WHAT IS ASKED>
Reproduce the records below in full and word for word, excluding pictures.

Stored items

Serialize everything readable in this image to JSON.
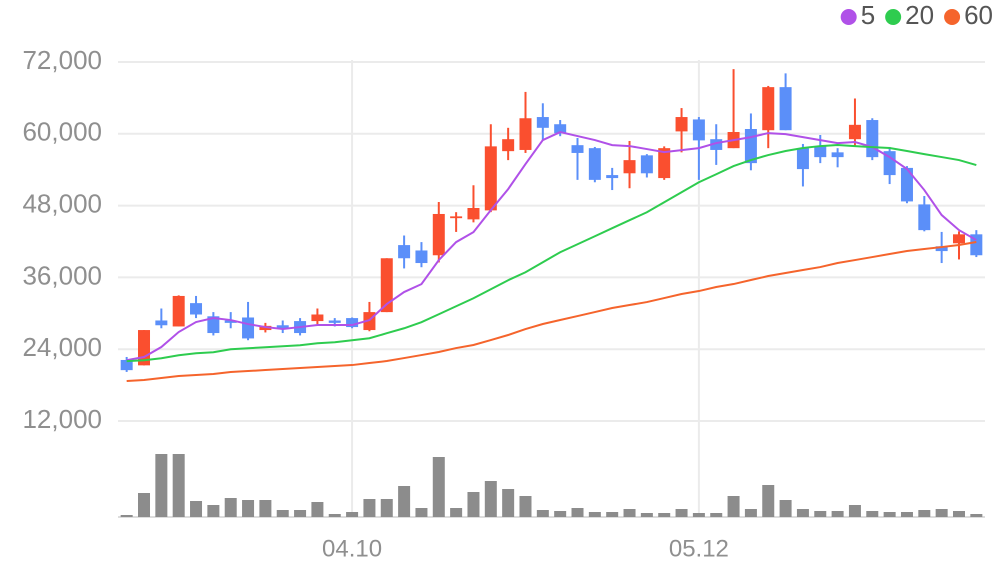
{
  "chart_data": {
    "type": "candlestick",
    "categories": [
      null,
      null,
      null,
      null,
      null,
      null,
      null,
      null,
      null,
      null,
      null,
      null,
      null,
      "04.10",
      null,
      null,
      null,
      null,
      null,
      null,
      null,
      null,
      null,
      null,
      null,
      null,
      null,
      null,
      null,
      null,
      null,
      null,
      null,
      "05.12",
      null,
      null,
      null,
      null,
      null,
      null,
      null,
      null,
      null,
      null,
      null,
      null,
      null,
      null,
      null,
      null
    ],
    "candles": {
      "open": [
        22200,
        21300,
        28800,
        27800,
        31700,
        29500,
        28800,
        29300,
        27200,
        28000,
        28700,
        28700,
        28800,
        29200,
        27200,
        30200,
        41400,
        40500,
        39700,
        45900,
        45700,
        47200,
        57100,
        57300,
        62800,
        61600,
        58100,
        57600,
        53100,
        53400,
        56400,
        52600,
        60400,
        62400,
        59100,
        57600,
        60800,
        60600,
        67800,
        57600,
        57900,
        56900,
        59100,
        62300,
        57100,
        54300,
        48200,
        41200,
        41700,
        43200
      ],
      "high": [
        22700,
        27200,
        30800,
        33000,
        32900,
        30200,
        30200,
        31900,
        28400,
        28800,
        29200,
        30800,
        29200,
        29300,
        31900,
        39200,
        43000,
        41900,
        48600,
        46900,
        51400,
        61600,
        61000,
        67000,
        65100,
        62300,
        59300,
        57800,
        54300,
        58800,
        56600,
        57900,
        64300,
        62800,
        61600,
        70800,
        63400,
        68000,
        70100,
        58300,
        59800,
        57600,
        65900,
        62600,
        57800,
        54600,
        49600,
        43600,
        43700,
        43900
      ],
      "low": [
        20200,
        21300,
        27500,
        27800,
        29200,
        26300,
        27500,
        25500,
        26800,
        26700,
        26300,
        28200,
        27800,
        27500,
        27000,
        30200,
        37500,
        37700,
        38500,
        43600,
        45200,
        46900,
        55600,
        56800,
        58900,
        59600,
        52300,
        51900,
        50600,
        50900,
        52700,
        52300,
        56900,
        52300,
        54800,
        57600,
        53900,
        57600,
        60600,
        51200,
        55100,
        54400,
        57800,
        55600,
        51600,
        48400,
        43700,
        38400,
        39000,
        39400
      ],
      "close": [
        20500,
        27200,
        28000,
        32900,
        29800,
        26700,
        28400,
        25800,
        27900,
        27500,
        26700,
        29800,
        28400,
        27700,
        30200,
        39200,
        39200,
        38400,
        46600,
        46200,
        47600,
        57900,
        59100,
        62600,
        61000,
        60100,
        56800,
        52300,
        52600,
        55600,
        53400,
        57600,
        62800,
        58900,
        57300,
        60300,
        55100,
        67800,
        60600,
        54100,
        56100,
        56100,
        61500,
        56100,
        53100,
        48700,
        43900,
        40400,
        43200,
        39700
      ],
      "up_color": "#fa4f2f",
      "down_color": "#5b8ff9"
    },
    "series": [
      {
        "name": "5",
        "color": "#b051e8",
        "values": [
          22160,
          22690,
          24360,
          26870,
          28540,
          29210,
          28870,
          28200,
          27700,
          27370,
          27700,
          28040,
          28040,
          28040,
          28870,
          31540,
          33550,
          34880,
          38890,
          41900,
          43570,
          47250,
          50760,
          54940,
          58950,
          60290,
          59620,
          58950,
          58110,
          57950,
          57450,
          56940,
          57280,
          57610,
          58450,
          58950,
          59450,
          60120,
          59950,
          59450,
          58950,
          58450,
          58620,
          57780,
          56110,
          54110,
          50600,
          46420,
          43910,
          42240
        ]
      },
      {
        "name": "20",
        "color": "#2ecc4f",
        "values": [
          22000,
          22160,
          22490,
          22990,
          23330,
          23490,
          23990,
          24160,
          24330,
          24500,
          24660,
          24990,
          25160,
          25500,
          25830,
          26670,
          27500,
          28510,
          29840,
          31180,
          32520,
          34020,
          35530,
          36860,
          38530,
          40210,
          41540,
          42880,
          44220,
          45560,
          46890,
          48560,
          50230,
          51900,
          53240,
          54610,
          55610,
          56450,
          57120,
          57620,
          57950,
          58120,
          57950,
          57780,
          57620,
          57120,
          56610,
          56110,
          55610,
          54780
        ]
      },
      {
        "name": "60",
        "color": "#f5642c",
        "values": [
          18680,
          18850,
          19180,
          19520,
          19680,
          19850,
          20180,
          20350,
          20520,
          20690,
          20850,
          21020,
          21190,
          21350,
          21690,
          22020,
          22520,
          23020,
          23530,
          24190,
          24700,
          25530,
          26370,
          27370,
          28210,
          28880,
          29540,
          30210,
          30880,
          31380,
          31880,
          32550,
          33220,
          33720,
          34390,
          34890,
          35560,
          36230,
          36730,
          37230,
          37730,
          38400,
          38900,
          39400,
          39910,
          40410,
          40740,
          41070,
          41410,
          41910
        ]
      }
    ],
    "volume": {
      "color": "#8c8c8c",
      "ylim": [
        0,
        70
      ],
      "values": [
        2,
        24,
        63,
        63,
        16,
        12,
        19,
        17,
        17,
        7,
        7,
        15,
        3,
        5,
        18,
        18,
        31,
        9,
        60,
        9,
        25,
        36,
        28,
        21,
        7,
        6,
        9,
        5,
        5,
        8,
        4,
        4,
        8,
        4,
        4,
        21,
        8,
        32,
        17,
        8,
        6,
        6,
        12,
        6,
        5,
        5,
        7,
        8,
        6,
        3
      ]
    },
    "ylim": [
      0,
      72000
    ],
    "yticks": [
      {
        "value": 12000,
        "label": "12,000"
      },
      {
        "value": 24000,
        "label": "24,000"
      },
      {
        "value": 36000,
        "label": "36,000"
      },
      {
        "value": 48000,
        "label": "48,000"
      },
      {
        "value": 60000,
        "label": "60,000"
      },
      {
        "value": 72000,
        "label": "72,000"
      }
    ],
    "grid": true,
    "legend": "top-right"
  }
}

SOLUTION TO THE PROBLEM>
Serialize everything readable in this image to JSON.
{
  "chart_data": {
    "type": "candlestick",
    "categories": [
      null,
      null,
      null,
      null,
      null,
      null,
      null,
      null,
      null,
      null,
      null,
      null,
      null,
      "04.10",
      null,
      null,
      null,
      null,
      null,
      null,
      null,
      null,
      null,
      null,
      null,
      null,
      null,
      null,
      null,
      null,
      null,
      null,
      null,
      "05.12",
      null,
      null,
      null,
      null,
      null,
      null,
      null,
      null,
      null,
      null,
      null,
      null,
      null,
      null,
      null,
      null
    ],
    "candles": {
      "open": [
        22200,
        21300,
        28800,
        27800,
        31700,
        29500,
        28800,
        29300,
        27200,
        28000,
        28700,
        28700,
        28800,
        29200,
        27200,
        30200,
        41400,
        40500,
        39700,
        45900,
        45700,
        47200,
        57100,
        57300,
        62800,
        61600,
        58100,
        57600,
        53100,
        53400,
        56400,
        52600,
        60400,
        62400,
        59100,
        57600,
        60800,
        60600,
        67800,
        57600,
        57900,
        56900,
        59100,
        62300,
        57100,
        54300,
        48200,
        41200,
        41700,
        43200
      ],
      "high": [
        22700,
        27200,
        30800,
        33000,
        32900,
        30200,
        30200,
        31900,
        28400,
        28800,
        29200,
        30800,
        29200,
        29300,
        31900,
        39200,
        43000,
        41900,
        48600,
        46900,
        51400,
        61600,
        61000,
        67000,
        65100,
        62300,
        59300,
        57800,
        54300,
        58800,
        56600,
        57900,
        64300,
        62800,
        61600,
        70800,
        63400,
        68000,
        70100,
        58300,
        59800,
        57600,
        65900,
        62600,
        57800,
        54600,
        49600,
        43600,
        43700,
        43900
      ],
      "low": [
        20200,
        21300,
        27500,
        27800,
        29200,
        26300,
        27500,
        25500,
        26800,
        26700,
        26300,
        28200,
        27800,
        27500,
        27000,
        30200,
        37500,
        37700,
        38500,
        43600,
        45200,
        46900,
        55600,
        56800,
        58900,
        59600,
        52300,
        51900,
        50600,
        50900,
        52700,
        52300,
        56900,
        52300,
        54800,
        57600,
        53900,
        57600,
        60600,
        51200,
        55100,
        54400,
        57800,
        55600,
        51600,
        48400,
        43700,
        38400,
        39000,
        39400
      ],
      "close": [
        20500,
        27200,
        28000,
        32900,
        29800,
        26700,
        28400,
        25800,
        27900,
        27500,
        26700,
        29800,
        28400,
        27700,
        30200,
        39200,
        39200,
        38400,
        46600,
        46200,
        47600,
        57900,
        59100,
        62600,
        61000,
        60100,
        56800,
        52300,
        52600,
        55600,
        53400,
        57600,
        62800,
        58900,
        57300,
        60300,
        55100,
        67800,
        60600,
        54100,
        56100,
        56100,
        61500,
        56100,
        53100,
        48700,
        43900,
        40400,
        43200,
        39700
      ],
      "up_color": "#fa4f2f",
      "down_color": "#5b8ff9"
    },
    "series": [
      {
        "name": "5",
        "color": "#b051e8",
        "values": [
          22160,
          22690,
          24360,
          26870,
          28540,
          29210,
          28870,
          28200,
          27700,
          27370,
          27700,
          28040,
          28040,
          28040,
          28870,
          31540,
          33550,
          34880,
          38890,
          41900,
          43570,
          47250,
          50760,
          54940,
          58950,
          60290,
          59620,
          58950,
          58110,
          57950,
          57450,
          56940,
          57280,
          57610,
          58450,
          58950,
          59450,
          60120,
          59950,
          59450,
          58950,
          58450,
          58620,
          57780,
          56110,
          54110,
          50600,
          46420,
          43910,
          42240
        ]
      },
      {
        "name": "20",
        "color": "#2ecc4f",
        "values": [
          22000,
          22160,
          22490,
          22990,
          23330,
          23490,
          23990,
          24160,
          24330,
          24500,
          24660,
          24990,
          25160,
          25500,
          25830,
          26670,
          27500,
          28510,
          29840,
          31180,
          32520,
          34020,
          35530,
          36860,
          38530,
          40210,
          41540,
          42880,
          44220,
          45560,
          46890,
          48560,
          50230,
          51900,
          53240,
          54610,
          55610,
          56450,
          57120,
          57620,
          57950,
          58120,
          57950,
          57780,
          57620,
          57120,
          56610,
          56110,
          55610,
          54780
        ]
      },
      {
        "name": "60",
        "color": "#f5642c",
        "values": [
          18680,
          18850,
          19180,
          19520,
          19680,
          19850,
          20180,
          20350,
          20520,
          20690,
          20850,
          21020,
          21190,
          21350,
          21690,
          22020,
          22520,
          23020,
          23530,
          24190,
          24700,
          25530,
          26370,
          27370,
          28210,
          28880,
          29540,
          30210,
          30880,
          31380,
          31880,
          32550,
          33220,
          33720,
          34390,
          34890,
          35560,
          36230,
          36730,
          37230,
          37730,
          38400,
          38900,
          39400,
          39910,
          40410,
          40740,
          41070,
          41410,
          41910
        ]
      }
    ],
    "volume": {
      "color": "#8c8c8c",
      "ylim": [
        0,
        70
      ],
      "values": [
        2,
        24,
        63,
        63,
        16,
        12,
        19,
        17,
        17,
        7,
        7,
        15,
        3,
        5,
        18,
        18,
        31,
        9,
        60,
        9,
        25,
        36,
        28,
        21,
        7,
        6,
        9,
        5,
        5,
        8,
        4,
        4,
        8,
        4,
        4,
        21,
        8,
        32,
        17,
        8,
        6,
        6,
        12,
        6,
        5,
        5,
        7,
        8,
        6,
        3
      ]
    },
    "ylim": [
      0,
      72000
    ],
    "yticks": [
      {
        "value": 12000,
        "label": "12,000"
      },
      {
        "value": 24000,
        "label": "24,000"
      },
      {
        "value": 36000,
        "label": "36,000"
      },
      {
        "value": 48000,
        "label": "48,000"
      },
      {
        "value": 60000,
        "label": "60,000"
      },
      {
        "value": 72000,
        "label": "72,000"
      }
    ],
    "grid": true,
    "legend": "top-right"
  }
}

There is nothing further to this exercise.